-- START Extracted records --
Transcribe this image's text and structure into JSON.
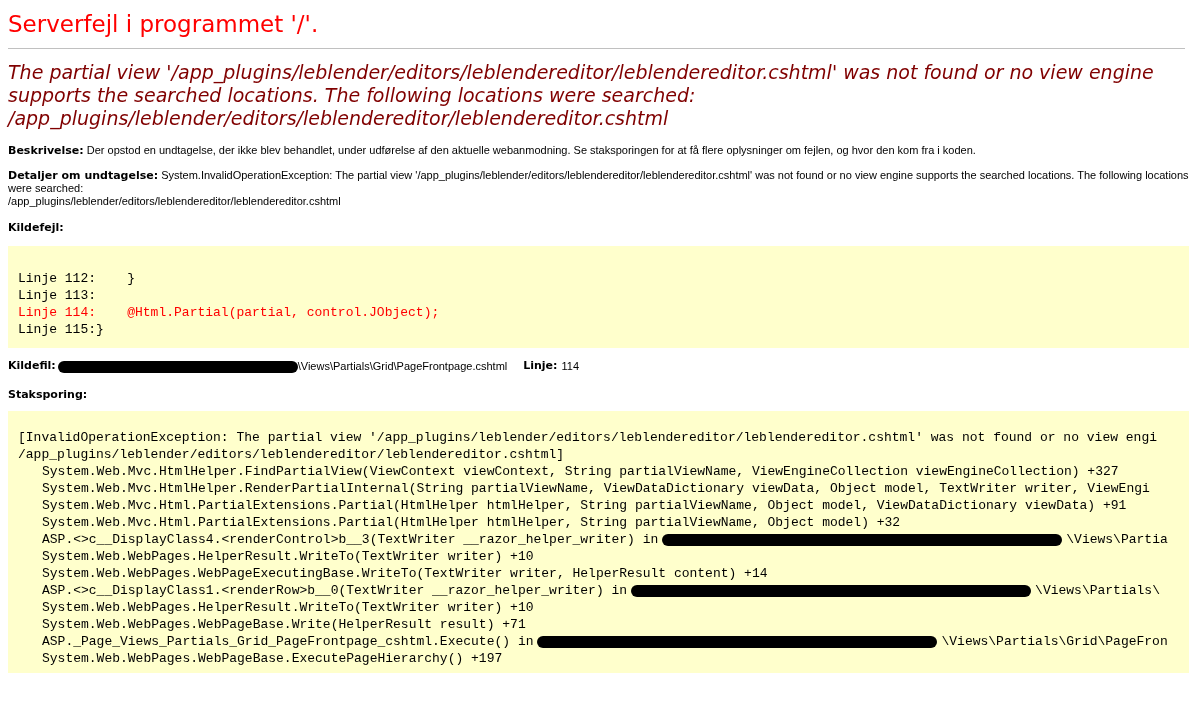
{
  "title": "Serverfejl i programmet '/'.",
  "message": "The partial view '/app_plugins/leblender/editors/leblendereditor/leblendereditor.cshtml' was not found or no view engine supports the searched locations. The following locations were searched:\n/app_plugins/leblender/editors/leblendereditor/leblendereditor.cshtml",
  "description": "**Beskrivelse:** Der opstod en undtagelse, der ikke blev behandlet, under udførelse af den aktuelle webanmodning. Se staksporingen for at få flere oplysninger om fejlen, og hvor den kom fra i koden.",
  "exception_details": "**Detaljer om undtagelse:** System.InvalidOperationException: The partial view '/app_plugins/leblender/editors/leblendereditor/leblendereditor.cshtml' was not found or no view engine supports the searched locations. The following locations were searched:\n/app_plugins/leblender/editors/leblendereditor/leblendereditor.cshtml",
  "source_error_heading": "Kildefejl:",
  "source_lines": [
    {
      "text": "Linje 112:    }",
      "error": false
    },
    {
      "text": "Linje 113:",
      "error": false
    },
    {
      "text": "Linje 114:    @Html.Partial(partial, control.JObject);",
      "error": true
    },
    {
      "text": "Linje 115:}",
      "error": false
    }
  ],
  "source_file": {
    "label": "Kildefil:",
    "redacted": true,
    "path": "\\Views\\Partials\\Grid\\PageFrontpage.cshtml",
    "line_label": "Linje:",
    "line": "114"
  },
  "stack_heading": "Staksporing:",
  "stack_lines": [
    {
      "text": "[InvalidOperationException: The partial view '/app_plugins/leblender/editors/leblendereditor/leblendereditor.cshtml' was not found or no view engi",
      "indent": false,
      "redacted": false
    },
    {
      "text": "/app_plugins/leblender/editors/leblendereditor/leblendereditor.cshtml]",
      "indent": false,
      "redacted": false
    },
    {
      "text": "System.Web.Mvc.HtmlHelper.FindPartialView(ViewContext viewContext, String partialViewName, ViewEngineCollection viewEngineCollection) +327",
      "indent": true,
      "redacted": false
    },
    {
      "text": "System.Web.Mvc.HtmlHelper.RenderPartialInternal(String partialViewName, ViewDataDictionary viewData, Object model, TextWriter writer, ViewEngi",
      "indent": true,
      "redacted": false
    },
    {
      "text": "System.Web.Mvc.Html.PartialExtensions.Partial(HtmlHelper htmlHelper, String partialViewName, Object model, ViewDataDictionary viewData) +91",
      "indent": true,
      "redacted": false
    },
    {
      "text": "System.Web.Mvc.Html.PartialExtensions.Partial(HtmlHelper htmlHelper, String partialViewName, Object model) +32",
      "indent": true,
      "redacted": false
    },
    {
      "text": "ASP.<>c__DisplayClass4.<renderControl>b__3(TextWriter __razor_helper_writer) in",
      "indent": true,
      "redacted": true,
      "after": "\\Views\\Partia"
    },
    {
      "text": "System.Web.WebPages.HelperResult.WriteTo(TextWriter writer) +10",
      "indent": true,
      "redacted": false
    },
    {
      "text": "System.Web.WebPages.WebPageExecutingBase.WriteTo(TextWriter writer, HelperResult content) +14",
      "indent": true,
      "redacted": false
    },
    {
      "text": "ASP.<>c__DisplayClass1.<renderRow>b__0(TextWriter __razor_helper_writer) in",
      "indent": true,
      "redacted": true,
      "after": "\\Views\\Partials\\"
    },
    {
      "text": "System.Web.WebPages.HelperResult.WriteTo(TextWriter writer) +10",
      "indent": true,
      "redacted": false
    },
    {
      "text": "System.Web.WebPages.WebPageBase.Write(HelperResult result) +71",
      "indent": true,
      "redacted": false
    },
    {
      "text": "ASP._Page_Views_Partials_Grid_PageFrontpage_cshtml.Execute() in",
      "indent": true,
      "redacted": true,
      "after": "\\Views\\Partials\\Grid\\PageFron"
    },
    {
      "text": "System.Web.WebPages.WebPageBase.ExecutePageHierarchy() +197",
      "indent": true,
      "redacted": false
    }
  ]
}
-- END Extracted records --
- **Aim**: Look through the records and gather every line containing "after".

- **Output of the exercise**:
      "after": "\\Views\\Partia"
      "after": "\\Views\\Partials\\"
      "after": "\\Views\\Partials\\Grid\\PageFron"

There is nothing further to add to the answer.